(Data excerpts)
================

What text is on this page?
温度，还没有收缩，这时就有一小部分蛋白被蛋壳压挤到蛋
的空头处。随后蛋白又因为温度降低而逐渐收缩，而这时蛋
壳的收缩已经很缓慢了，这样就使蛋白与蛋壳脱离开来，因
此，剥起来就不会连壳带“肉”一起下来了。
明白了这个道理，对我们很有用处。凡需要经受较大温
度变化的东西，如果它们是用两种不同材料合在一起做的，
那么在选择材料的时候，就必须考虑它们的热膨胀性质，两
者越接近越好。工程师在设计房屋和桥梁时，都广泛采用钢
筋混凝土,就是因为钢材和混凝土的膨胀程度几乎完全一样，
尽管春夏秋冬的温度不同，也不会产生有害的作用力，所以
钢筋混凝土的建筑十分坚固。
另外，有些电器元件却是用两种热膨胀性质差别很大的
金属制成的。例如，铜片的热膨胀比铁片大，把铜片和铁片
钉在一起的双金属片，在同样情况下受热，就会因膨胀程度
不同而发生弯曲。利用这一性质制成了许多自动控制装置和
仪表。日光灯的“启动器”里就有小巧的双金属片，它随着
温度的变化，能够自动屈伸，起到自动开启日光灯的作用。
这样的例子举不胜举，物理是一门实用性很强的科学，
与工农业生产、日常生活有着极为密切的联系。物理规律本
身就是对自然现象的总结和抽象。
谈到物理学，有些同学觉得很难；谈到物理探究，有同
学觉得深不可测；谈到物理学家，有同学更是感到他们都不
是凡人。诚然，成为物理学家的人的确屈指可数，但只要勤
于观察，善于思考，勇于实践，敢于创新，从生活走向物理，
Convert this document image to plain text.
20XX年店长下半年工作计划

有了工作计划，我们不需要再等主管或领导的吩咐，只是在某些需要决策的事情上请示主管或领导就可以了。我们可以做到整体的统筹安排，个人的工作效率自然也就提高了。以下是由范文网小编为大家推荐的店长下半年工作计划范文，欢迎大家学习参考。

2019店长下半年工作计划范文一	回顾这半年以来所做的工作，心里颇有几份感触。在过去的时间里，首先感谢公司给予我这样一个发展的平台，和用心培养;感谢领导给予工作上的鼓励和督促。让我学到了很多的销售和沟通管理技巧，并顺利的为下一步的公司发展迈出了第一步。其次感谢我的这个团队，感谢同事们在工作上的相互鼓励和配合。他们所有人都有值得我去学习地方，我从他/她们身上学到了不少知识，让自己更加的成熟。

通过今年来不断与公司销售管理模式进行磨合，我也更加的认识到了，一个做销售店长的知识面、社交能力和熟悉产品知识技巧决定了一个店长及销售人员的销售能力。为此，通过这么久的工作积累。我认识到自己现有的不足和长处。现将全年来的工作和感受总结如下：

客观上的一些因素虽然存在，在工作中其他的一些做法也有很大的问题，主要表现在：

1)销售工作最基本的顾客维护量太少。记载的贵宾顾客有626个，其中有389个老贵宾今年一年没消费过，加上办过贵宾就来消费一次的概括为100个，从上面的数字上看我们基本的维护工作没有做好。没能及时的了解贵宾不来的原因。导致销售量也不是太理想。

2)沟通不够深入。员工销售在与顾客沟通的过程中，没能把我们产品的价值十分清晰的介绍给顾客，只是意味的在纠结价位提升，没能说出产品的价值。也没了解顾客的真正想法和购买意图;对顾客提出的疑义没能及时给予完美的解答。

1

================

Challenge:
How many of the lines above include the string "text"? Reply with the number by itself.

Answer to the problem:
2